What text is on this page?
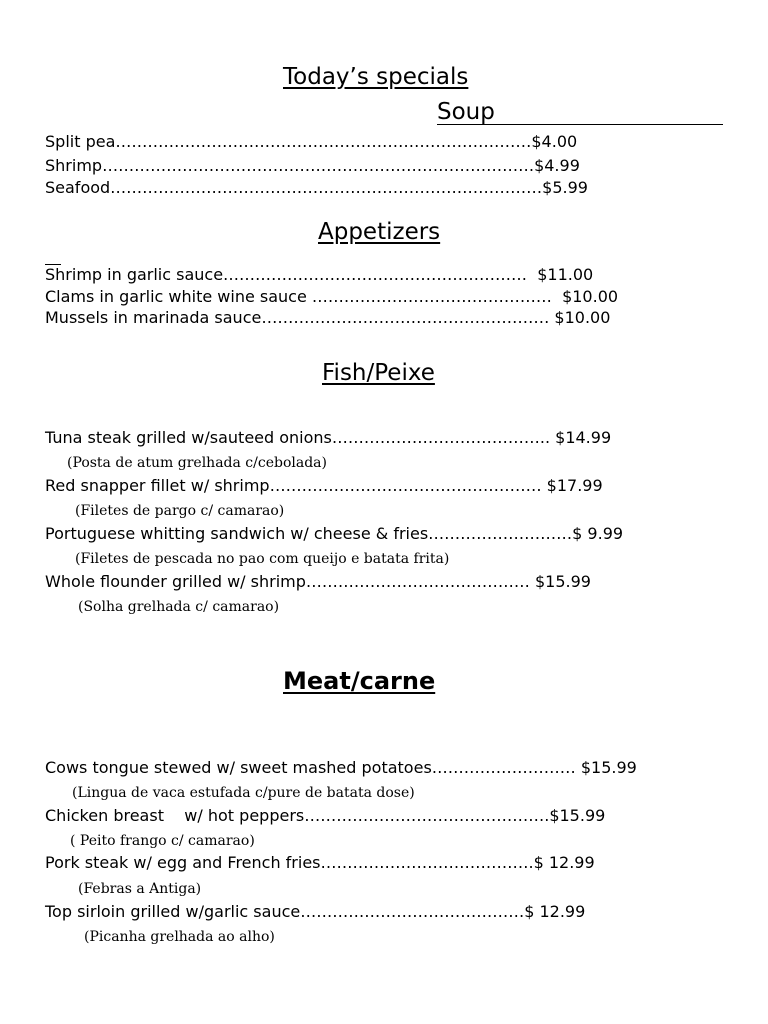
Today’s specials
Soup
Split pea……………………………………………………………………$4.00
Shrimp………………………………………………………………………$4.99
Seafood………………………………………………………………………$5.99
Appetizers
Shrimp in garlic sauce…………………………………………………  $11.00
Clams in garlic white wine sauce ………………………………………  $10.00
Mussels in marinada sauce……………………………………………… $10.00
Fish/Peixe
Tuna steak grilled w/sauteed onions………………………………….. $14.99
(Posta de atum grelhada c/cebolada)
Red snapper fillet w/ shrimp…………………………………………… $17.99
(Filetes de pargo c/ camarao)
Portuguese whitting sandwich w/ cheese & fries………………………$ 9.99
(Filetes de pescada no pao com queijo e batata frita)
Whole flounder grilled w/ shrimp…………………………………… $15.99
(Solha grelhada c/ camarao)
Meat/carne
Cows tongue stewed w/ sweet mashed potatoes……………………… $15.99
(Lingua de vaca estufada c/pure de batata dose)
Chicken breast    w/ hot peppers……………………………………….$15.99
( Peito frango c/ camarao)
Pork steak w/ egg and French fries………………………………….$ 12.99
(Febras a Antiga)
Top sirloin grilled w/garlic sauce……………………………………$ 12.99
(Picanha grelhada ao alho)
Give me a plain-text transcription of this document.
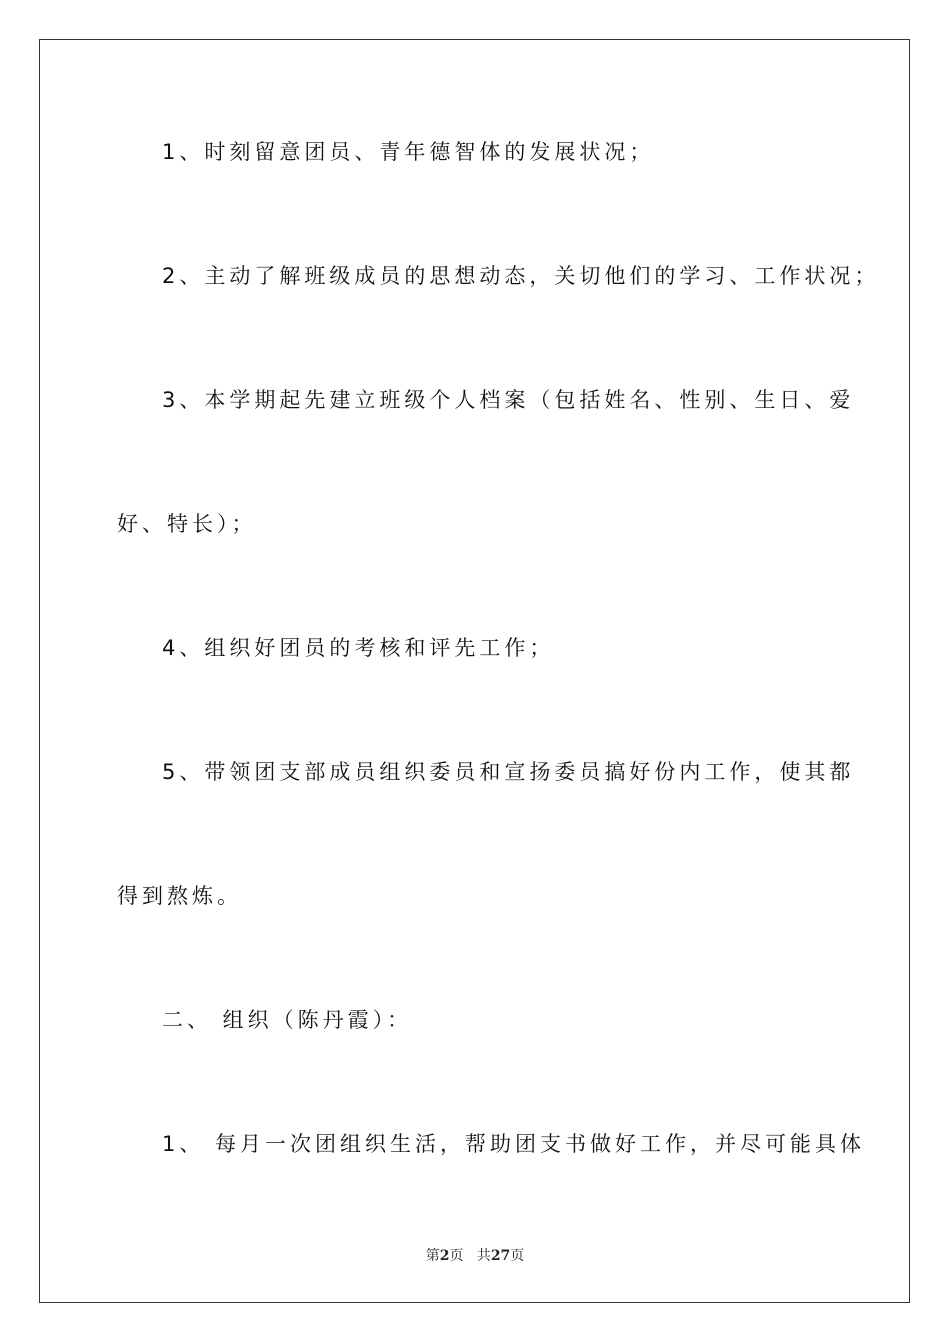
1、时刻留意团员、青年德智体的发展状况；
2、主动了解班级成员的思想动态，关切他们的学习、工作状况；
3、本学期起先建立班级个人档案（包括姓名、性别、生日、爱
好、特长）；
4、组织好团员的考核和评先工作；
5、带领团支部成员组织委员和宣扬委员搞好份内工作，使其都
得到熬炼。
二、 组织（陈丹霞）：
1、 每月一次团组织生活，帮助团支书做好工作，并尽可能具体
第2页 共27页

### Requirements
Quote, word for word and nothing more, every line from the line with "Give me a plain-text" to the end of the entries, including both ends; skip any pictures.

### Reply
Give me a plain-text transcription of this document.
1、时刻留意团员、青年德智体的发展状况；
2、主动了解班级成员的思想动态，关切他们的学习、工作状况；
3、本学期起先建立班级个人档案（包括姓名、性别、生日、爱
好、特长）；
4、组织好团员的考核和评先工作；
5、带领团支部成员组织委员和宣扬委员搞好份内工作，使其都
得到熬炼。
二、 组织（陈丹霞）：
1、 每月一次团组织生活，帮助团支书做好工作，并尽可能具体
第2页 共27页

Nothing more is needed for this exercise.